Exercise directions: Transcribe the records in full, keeping every character as it is.

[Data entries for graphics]

[start]

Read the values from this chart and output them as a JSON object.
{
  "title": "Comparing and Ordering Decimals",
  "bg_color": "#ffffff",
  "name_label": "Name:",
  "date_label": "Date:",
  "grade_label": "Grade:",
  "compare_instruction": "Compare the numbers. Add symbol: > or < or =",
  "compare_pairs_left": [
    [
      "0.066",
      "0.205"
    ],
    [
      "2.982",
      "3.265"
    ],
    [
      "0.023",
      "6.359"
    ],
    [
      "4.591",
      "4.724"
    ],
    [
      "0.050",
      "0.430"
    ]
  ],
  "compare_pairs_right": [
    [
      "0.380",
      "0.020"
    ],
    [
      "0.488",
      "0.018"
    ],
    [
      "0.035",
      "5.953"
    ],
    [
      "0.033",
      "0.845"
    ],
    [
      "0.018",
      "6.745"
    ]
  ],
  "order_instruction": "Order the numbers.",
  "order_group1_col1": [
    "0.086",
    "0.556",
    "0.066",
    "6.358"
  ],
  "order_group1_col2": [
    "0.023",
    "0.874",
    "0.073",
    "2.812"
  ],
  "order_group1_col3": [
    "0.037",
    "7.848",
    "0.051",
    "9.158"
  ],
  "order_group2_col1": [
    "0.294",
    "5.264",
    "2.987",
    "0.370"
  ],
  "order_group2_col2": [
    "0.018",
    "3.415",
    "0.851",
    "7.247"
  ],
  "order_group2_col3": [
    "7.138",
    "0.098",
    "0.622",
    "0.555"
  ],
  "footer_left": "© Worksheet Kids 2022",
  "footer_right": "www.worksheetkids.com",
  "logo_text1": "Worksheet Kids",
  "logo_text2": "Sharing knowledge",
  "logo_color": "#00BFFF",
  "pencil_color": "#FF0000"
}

[end]

Response:
Read the values from this chart and output them as a JSON object.
{
  "title": "Comparing and Ordering Decimals",
  "bg_color": "#ffffff",
  "name_label": "Name:",
  "date_label": "Date:",
  "grade_label": "Grade:",
  "compare_instruction": "Compare the numbers. Add symbol: > or < or =",
  "compare_pairs_left": [
    [
      "0.066",
      "0.205"
    ],
    [
      "2.982",
      "3.265"
    ],
    [
      "0.023",
      "6.359"
    ],
    [
      "4.591",
      "4.724"
    ],
    [
      "0.050",
      "0.430"
    ]
  ],
  "compare_pairs_right": [
    [
      "0.380",
      "0.020"
    ],
    [
      "0.488",
      "0.018"
    ],
    [
      "0.035",
      "5.953"
    ],
    [
      "0.033",
      "0.845"
    ],
    [
      "0.018",
      "6.745"
    ]
  ],
  "order_instruction": "Order the numbers.",
  "order_group1_col1": [
    "0.086",
    "0.556",
    "0.066",
    "6.358"
  ],
  "order_group1_col2": [
    "0.023",
    "0.874",
    "0.073",
    "2.812"
  ],
  "order_group1_col3": [
    "0.037",
    "7.848",
    "0.051",
    "9.158"
  ],
  "order_group2_col1": [
    "0.294",
    "5.264",
    "2.987",
    "0.370"
  ],
  "order_group2_col2": [
    "0.018",
    "3.415",
    "0.851",
    "7.247"
  ],
  "order_group2_col3": [
    "7.138",
    "0.098",
    "0.622",
    "0.555"
  ],
  "footer_left": "© Worksheet Kids 2022",
  "footer_right": "www.worksheetkids.com",
  "logo_text1": "Worksheet Kids",
  "logo_text2": "Sharing knowledge",
  "logo_color": "#00BFFF",
  "pencil_color": "#FF0000"
}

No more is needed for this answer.